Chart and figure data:
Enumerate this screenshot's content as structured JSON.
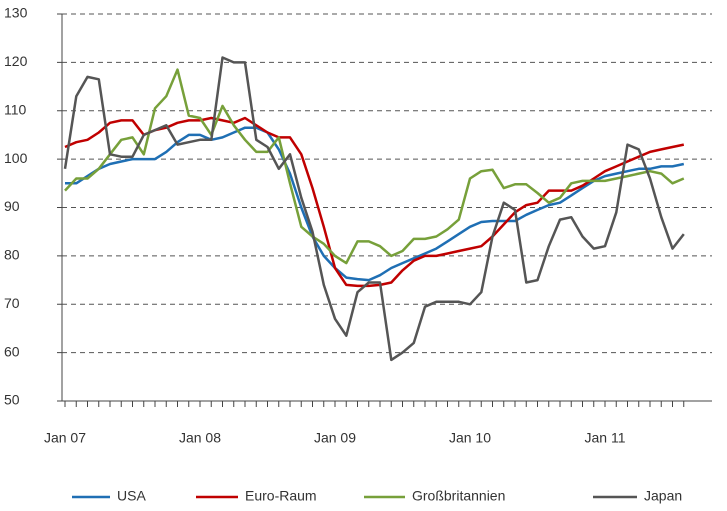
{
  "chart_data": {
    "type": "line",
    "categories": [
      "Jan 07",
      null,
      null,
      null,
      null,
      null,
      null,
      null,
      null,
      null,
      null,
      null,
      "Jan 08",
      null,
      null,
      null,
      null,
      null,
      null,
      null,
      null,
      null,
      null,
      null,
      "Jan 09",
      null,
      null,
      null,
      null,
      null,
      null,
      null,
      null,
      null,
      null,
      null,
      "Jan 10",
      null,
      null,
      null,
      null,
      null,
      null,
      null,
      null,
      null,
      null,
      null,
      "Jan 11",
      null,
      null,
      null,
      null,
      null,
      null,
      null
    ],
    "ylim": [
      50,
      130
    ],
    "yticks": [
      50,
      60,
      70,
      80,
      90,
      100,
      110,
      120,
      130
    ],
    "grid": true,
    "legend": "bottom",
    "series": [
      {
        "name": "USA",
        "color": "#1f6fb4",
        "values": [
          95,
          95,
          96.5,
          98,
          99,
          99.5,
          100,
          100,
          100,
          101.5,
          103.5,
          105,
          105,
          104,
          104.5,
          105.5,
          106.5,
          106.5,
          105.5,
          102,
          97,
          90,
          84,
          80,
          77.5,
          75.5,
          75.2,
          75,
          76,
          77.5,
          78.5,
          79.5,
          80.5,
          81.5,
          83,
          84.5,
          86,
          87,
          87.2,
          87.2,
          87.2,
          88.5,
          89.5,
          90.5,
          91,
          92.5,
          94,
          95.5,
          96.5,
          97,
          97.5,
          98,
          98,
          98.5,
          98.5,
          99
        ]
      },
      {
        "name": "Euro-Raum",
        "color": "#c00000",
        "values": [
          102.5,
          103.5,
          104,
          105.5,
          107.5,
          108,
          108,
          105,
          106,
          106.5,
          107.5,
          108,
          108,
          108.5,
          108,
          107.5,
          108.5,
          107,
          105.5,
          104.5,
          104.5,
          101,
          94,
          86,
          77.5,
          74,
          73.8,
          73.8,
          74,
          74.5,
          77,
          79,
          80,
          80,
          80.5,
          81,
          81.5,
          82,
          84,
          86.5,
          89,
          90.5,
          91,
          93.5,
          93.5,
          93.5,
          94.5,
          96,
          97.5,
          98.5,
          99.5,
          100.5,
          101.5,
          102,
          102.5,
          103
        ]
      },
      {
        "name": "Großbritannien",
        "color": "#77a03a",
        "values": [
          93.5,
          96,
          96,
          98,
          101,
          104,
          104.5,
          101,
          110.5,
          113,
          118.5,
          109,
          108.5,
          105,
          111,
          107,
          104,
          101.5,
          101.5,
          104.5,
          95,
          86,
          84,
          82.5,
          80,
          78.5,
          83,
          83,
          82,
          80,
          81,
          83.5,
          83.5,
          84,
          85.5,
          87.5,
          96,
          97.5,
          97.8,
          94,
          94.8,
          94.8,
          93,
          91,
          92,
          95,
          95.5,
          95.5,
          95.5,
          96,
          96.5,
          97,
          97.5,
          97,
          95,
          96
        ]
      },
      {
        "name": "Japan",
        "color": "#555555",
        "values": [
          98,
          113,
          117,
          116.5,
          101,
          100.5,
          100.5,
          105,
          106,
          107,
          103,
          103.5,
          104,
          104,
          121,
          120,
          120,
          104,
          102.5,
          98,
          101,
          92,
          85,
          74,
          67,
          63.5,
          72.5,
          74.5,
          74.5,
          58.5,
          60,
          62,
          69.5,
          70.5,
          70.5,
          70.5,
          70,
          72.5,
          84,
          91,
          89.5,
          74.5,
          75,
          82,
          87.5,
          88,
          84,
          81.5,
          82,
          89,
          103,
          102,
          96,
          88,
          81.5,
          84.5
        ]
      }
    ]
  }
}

...

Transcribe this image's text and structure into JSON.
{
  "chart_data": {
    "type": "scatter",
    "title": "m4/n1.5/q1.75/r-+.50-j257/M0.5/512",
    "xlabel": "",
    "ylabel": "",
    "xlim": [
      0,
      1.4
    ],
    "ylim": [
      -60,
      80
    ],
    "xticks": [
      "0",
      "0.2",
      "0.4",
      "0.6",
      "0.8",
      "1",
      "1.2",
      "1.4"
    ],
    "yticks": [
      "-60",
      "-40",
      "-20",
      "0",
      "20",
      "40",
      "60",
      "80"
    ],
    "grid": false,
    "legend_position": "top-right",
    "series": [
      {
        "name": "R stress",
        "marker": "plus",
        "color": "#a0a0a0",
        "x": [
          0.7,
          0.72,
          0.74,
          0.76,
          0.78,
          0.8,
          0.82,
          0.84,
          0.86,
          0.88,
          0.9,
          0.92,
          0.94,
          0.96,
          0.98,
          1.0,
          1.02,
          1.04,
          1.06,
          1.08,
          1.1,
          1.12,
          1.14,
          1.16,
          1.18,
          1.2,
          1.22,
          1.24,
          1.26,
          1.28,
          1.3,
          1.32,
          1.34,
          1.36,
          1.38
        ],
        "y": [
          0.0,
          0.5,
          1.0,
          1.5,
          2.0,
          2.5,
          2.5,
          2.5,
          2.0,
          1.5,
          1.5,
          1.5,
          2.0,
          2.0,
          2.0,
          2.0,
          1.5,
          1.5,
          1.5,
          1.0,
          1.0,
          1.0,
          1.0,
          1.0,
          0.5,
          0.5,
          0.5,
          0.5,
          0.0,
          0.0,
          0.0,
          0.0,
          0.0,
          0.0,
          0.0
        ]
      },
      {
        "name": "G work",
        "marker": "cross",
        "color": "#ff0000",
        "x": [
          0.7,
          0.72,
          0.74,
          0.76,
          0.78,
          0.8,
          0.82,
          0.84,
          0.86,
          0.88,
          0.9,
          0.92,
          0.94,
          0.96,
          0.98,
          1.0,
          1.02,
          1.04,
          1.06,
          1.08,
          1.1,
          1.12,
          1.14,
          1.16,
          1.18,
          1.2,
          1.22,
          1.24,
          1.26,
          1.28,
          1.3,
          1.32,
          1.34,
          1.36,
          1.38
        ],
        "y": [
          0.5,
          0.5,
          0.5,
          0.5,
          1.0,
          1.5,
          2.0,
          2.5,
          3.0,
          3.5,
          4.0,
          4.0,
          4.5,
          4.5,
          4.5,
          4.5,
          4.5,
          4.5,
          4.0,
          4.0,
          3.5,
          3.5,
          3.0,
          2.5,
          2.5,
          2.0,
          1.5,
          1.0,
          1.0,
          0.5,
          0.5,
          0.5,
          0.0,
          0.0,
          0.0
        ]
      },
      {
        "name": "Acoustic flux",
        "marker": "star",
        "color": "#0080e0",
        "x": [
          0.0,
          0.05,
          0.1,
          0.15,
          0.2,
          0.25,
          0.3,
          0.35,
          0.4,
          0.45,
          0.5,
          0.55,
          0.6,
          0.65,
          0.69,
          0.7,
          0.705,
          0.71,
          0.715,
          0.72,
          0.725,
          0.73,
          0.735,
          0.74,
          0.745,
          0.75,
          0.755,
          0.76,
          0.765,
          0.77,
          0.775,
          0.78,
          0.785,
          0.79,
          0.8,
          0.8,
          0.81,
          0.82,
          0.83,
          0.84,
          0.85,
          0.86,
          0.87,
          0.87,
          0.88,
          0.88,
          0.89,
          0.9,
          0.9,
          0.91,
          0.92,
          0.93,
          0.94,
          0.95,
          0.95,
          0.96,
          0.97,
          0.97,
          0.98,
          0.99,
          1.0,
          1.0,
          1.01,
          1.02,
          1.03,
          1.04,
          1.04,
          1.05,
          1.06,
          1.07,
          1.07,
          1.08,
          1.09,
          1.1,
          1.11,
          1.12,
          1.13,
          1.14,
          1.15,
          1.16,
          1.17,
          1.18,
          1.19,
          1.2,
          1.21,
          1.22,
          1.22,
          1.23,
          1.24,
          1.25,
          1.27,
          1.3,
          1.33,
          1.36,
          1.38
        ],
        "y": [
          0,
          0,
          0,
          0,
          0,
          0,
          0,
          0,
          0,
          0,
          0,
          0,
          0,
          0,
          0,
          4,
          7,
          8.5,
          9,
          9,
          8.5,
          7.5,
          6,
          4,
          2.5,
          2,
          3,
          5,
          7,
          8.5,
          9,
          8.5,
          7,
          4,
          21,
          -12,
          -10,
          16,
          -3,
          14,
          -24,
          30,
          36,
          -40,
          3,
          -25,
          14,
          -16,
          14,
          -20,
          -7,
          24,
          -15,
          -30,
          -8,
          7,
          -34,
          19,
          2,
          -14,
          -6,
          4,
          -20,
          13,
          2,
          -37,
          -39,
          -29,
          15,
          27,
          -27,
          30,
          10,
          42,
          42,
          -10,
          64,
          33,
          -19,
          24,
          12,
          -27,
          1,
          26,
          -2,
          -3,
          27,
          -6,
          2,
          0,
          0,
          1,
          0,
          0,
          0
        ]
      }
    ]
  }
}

To do:
Determine how many lines of the listing hold the word "this" and reply with that figure alone.

Exercise solution:
2